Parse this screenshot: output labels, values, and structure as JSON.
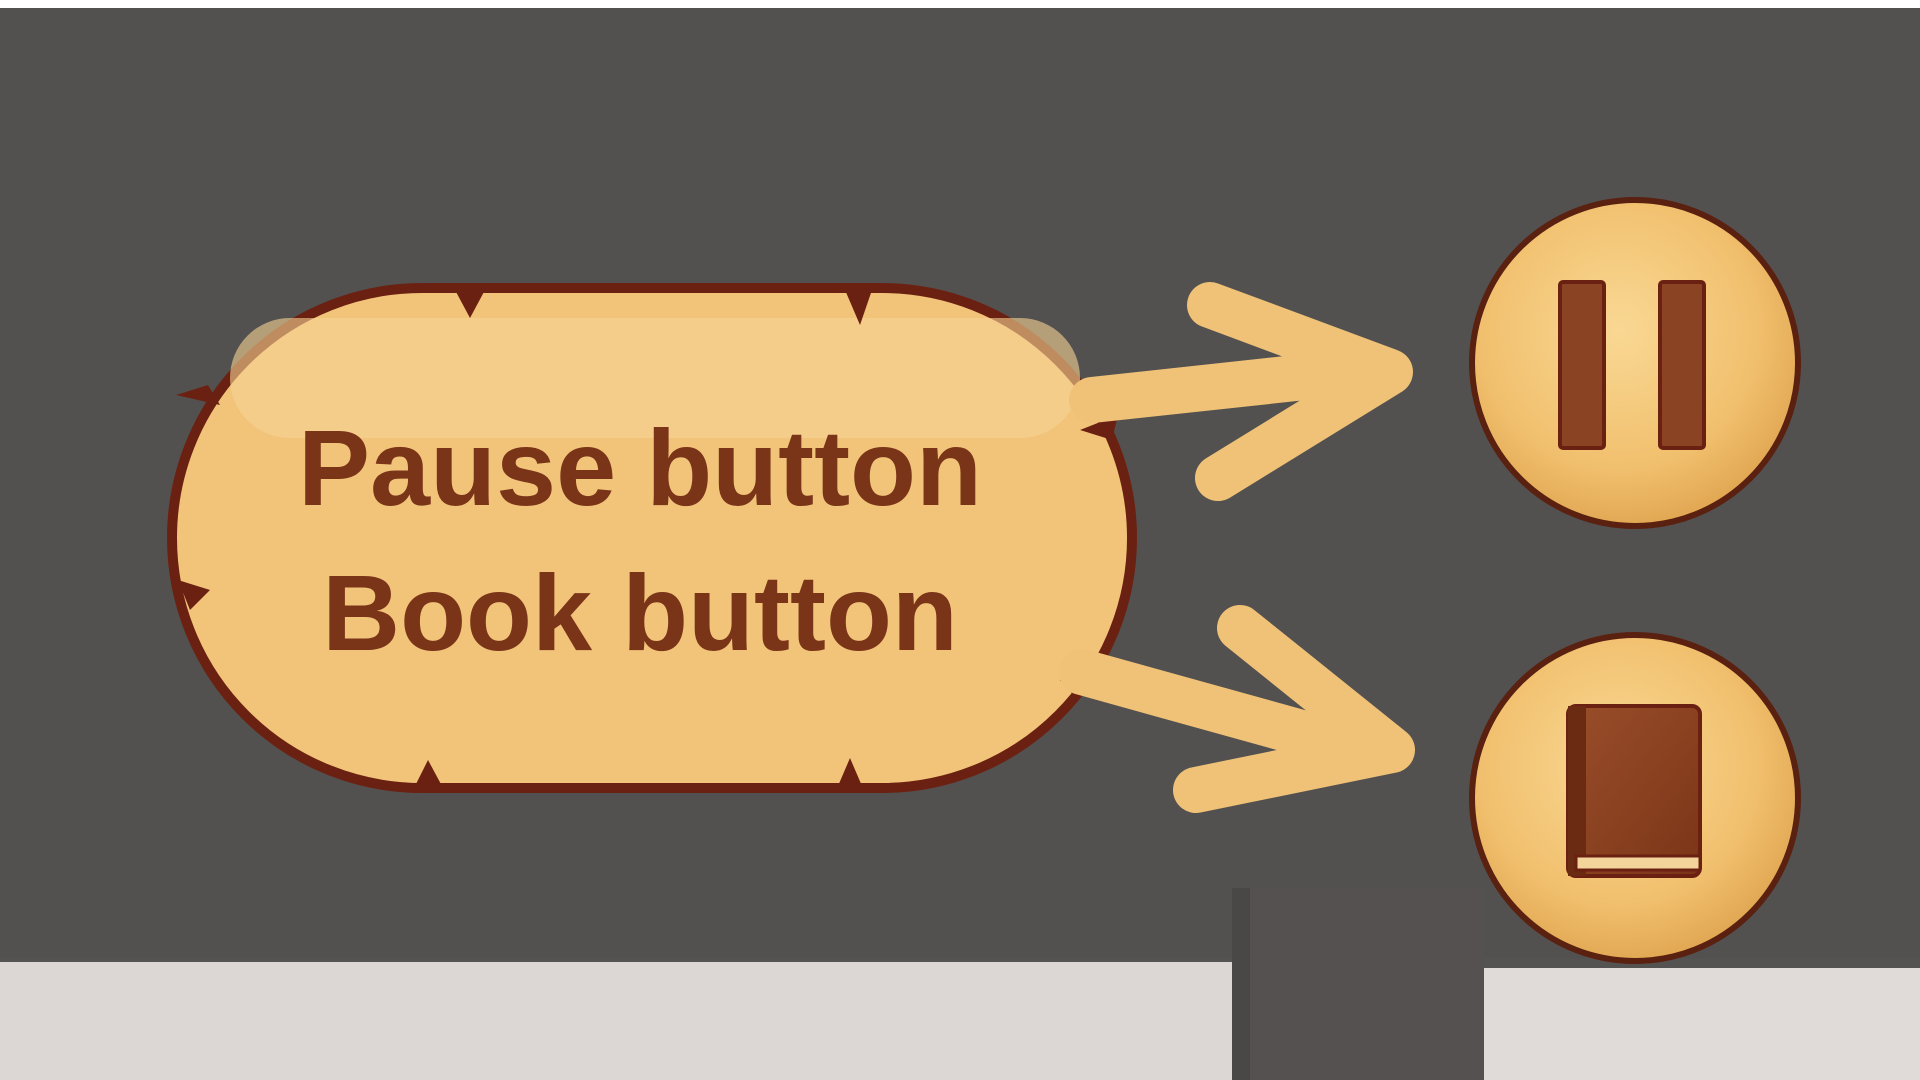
{
  "callout": {
    "line1": "Pause button",
    "line2": "Book button"
  },
  "buttons": [
    {
      "name": "pause",
      "icon": "pause-icon"
    },
    {
      "name": "book",
      "icon": "book-icon"
    }
  ],
  "colors": {
    "background": "#545252",
    "parchment": "#f2c47a",
    "parchment_light": "#f7d495",
    "outline": "#6b2112",
    "text": "#7a3418",
    "arrow": "#f0c277",
    "icon": "#8a4424",
    "floor": "#ddd8d6"
  }
}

***

▶ [To do]: Transcribe all the lines above exactly, apart from the pictures.

▶ [Reply to the task]:
Parse this screenshot: output labels, values, and structure as JSON.
{
  "callout": {
    "line1": "Pause button",
    "line2": "Book button"
  },
  "buttons": [
    {
      "name": "pause",
      "icon": "pause-icon"
    },
    {
      "name": "book",
      "icon": "book-icon"
    }
  ],
  "colors": {
    "background": "#545252",
    "parchment": "#f2c47a",
    "parchment_light": "#f7d495",
    "outline": "#6b2112",
    "text": "#7a3418",
    "arrow": "#f0c277",
    "icon": "#8a4424",
    "floor": "#ddd8d6"
  }
}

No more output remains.